Dataset records:
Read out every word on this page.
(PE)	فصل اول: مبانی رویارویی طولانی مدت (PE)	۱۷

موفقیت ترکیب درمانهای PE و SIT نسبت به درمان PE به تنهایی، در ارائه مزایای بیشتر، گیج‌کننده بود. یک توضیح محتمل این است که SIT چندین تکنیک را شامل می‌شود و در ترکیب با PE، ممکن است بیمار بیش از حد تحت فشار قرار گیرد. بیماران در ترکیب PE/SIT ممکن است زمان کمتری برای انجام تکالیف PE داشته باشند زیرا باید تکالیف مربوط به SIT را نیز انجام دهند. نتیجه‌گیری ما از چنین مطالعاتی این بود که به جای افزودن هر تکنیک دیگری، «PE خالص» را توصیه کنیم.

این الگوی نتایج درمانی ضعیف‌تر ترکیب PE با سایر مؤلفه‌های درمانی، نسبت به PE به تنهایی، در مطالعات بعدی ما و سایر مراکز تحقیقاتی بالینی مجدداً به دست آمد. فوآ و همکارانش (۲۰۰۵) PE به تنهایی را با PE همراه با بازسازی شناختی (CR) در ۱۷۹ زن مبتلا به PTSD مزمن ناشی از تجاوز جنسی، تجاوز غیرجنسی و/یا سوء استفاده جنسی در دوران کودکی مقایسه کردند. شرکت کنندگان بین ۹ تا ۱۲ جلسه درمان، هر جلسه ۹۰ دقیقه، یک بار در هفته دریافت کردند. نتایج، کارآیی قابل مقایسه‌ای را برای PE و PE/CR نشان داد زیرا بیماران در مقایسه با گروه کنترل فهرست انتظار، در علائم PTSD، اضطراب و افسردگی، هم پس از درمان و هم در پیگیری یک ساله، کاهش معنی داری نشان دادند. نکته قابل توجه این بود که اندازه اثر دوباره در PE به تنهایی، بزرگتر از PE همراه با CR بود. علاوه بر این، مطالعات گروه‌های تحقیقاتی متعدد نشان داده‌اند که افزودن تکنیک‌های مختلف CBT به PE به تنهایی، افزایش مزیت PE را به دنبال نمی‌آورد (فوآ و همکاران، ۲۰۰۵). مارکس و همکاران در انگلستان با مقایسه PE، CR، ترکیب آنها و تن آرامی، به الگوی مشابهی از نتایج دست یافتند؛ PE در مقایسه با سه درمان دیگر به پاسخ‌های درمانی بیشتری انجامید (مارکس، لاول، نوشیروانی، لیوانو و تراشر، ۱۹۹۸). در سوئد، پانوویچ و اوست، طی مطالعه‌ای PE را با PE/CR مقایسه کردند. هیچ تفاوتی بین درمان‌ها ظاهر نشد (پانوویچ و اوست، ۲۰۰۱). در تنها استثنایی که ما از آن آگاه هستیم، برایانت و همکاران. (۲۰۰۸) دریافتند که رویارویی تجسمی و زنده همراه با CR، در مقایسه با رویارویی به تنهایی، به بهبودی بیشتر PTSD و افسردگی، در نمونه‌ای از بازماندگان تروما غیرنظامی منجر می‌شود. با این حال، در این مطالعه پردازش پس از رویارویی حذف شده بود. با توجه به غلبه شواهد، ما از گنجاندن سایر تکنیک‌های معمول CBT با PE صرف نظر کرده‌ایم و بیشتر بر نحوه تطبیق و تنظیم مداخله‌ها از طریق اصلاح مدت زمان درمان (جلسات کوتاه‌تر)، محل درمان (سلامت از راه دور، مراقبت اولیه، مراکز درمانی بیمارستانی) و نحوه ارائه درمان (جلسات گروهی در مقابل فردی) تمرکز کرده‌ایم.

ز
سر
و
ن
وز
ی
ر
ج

* * *

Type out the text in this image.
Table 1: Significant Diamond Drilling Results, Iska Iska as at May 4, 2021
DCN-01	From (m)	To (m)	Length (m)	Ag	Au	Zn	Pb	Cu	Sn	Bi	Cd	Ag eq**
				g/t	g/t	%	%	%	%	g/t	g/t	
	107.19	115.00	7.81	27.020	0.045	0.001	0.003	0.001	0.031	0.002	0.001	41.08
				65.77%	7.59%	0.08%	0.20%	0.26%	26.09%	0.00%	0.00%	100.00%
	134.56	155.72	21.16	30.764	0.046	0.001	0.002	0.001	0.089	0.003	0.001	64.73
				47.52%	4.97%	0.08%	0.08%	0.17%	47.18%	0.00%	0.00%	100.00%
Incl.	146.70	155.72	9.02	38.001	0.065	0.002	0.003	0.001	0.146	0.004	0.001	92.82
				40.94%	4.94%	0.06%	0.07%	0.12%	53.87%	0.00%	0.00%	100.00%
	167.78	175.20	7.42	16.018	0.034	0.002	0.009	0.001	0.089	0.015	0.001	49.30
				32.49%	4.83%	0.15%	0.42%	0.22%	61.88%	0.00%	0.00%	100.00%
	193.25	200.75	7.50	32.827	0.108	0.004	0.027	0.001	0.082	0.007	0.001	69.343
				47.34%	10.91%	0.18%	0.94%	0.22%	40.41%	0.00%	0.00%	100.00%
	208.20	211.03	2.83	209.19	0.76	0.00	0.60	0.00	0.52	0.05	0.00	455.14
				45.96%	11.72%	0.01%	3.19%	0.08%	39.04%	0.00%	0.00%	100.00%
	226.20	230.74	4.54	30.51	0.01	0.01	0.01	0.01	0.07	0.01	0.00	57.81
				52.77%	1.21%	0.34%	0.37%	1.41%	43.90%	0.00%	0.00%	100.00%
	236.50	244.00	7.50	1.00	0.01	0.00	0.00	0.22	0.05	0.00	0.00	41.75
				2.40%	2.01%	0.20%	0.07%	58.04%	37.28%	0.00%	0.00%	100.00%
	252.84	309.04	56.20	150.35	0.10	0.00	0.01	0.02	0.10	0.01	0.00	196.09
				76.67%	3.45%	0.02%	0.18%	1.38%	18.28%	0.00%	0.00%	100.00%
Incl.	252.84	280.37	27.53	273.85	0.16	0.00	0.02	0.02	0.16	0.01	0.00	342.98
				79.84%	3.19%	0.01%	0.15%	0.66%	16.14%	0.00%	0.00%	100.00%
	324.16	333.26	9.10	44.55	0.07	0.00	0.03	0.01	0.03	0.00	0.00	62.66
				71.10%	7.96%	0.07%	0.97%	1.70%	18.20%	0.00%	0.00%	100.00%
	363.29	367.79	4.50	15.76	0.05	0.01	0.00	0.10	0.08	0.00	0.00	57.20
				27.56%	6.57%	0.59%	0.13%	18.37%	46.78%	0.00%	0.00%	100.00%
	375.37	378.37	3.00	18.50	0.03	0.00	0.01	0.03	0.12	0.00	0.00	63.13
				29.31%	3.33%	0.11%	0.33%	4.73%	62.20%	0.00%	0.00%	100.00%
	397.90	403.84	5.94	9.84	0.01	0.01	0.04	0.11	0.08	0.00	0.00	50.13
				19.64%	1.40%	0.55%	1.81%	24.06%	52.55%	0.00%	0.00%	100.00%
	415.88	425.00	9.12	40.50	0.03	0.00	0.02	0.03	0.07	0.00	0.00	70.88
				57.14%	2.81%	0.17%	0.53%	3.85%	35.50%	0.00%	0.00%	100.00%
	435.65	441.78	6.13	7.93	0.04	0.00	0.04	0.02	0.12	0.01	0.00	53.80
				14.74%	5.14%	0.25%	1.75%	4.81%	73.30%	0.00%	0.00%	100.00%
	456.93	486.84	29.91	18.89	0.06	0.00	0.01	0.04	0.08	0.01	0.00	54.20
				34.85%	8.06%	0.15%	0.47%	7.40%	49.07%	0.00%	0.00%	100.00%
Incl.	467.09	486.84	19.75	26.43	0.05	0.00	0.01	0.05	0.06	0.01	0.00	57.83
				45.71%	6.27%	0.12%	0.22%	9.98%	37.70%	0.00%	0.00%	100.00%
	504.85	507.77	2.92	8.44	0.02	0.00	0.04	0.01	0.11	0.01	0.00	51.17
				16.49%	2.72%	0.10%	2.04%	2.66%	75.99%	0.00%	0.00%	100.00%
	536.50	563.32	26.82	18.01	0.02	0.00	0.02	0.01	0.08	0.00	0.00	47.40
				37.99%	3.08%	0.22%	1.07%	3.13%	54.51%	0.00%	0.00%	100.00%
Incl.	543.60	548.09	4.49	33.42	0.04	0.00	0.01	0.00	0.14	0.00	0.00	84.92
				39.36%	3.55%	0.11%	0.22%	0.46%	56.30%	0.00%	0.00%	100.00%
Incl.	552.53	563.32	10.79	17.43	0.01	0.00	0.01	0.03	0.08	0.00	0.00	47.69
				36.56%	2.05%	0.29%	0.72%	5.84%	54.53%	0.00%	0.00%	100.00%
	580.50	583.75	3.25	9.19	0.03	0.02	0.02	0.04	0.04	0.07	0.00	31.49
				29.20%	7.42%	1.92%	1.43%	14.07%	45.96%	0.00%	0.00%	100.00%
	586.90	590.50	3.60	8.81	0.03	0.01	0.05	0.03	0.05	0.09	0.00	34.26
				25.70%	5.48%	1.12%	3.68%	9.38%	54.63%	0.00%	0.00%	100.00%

CHALLENGE
Read the entries and select each line where the word "Incl" is found.

FULL ANSWER
Incl.	146.70	155.72	9.02	38.001	0.065	0.002	0.003	0.001	0.146	0.004	0.001	92.82
Incl.	252.84	280.37	27.53	273.85	0.16	0.00	0.02	0.02	0.16	0.01	0.00	342.98
Incl.	467.09	486.84	19.75	26.43	0.05	0.00	0.01	0.05	0.06	0.01	0.00	57.83
Incl.	543.60	548.09	4.49	33.42	0.04	0.00	0.01	0.00	0.14	0.00	0.00	84.92
Incl.	552.53	563.32	10.79	17.43	0.01	0.00	0.01	0.03	0.08	0.00	0.00	47.69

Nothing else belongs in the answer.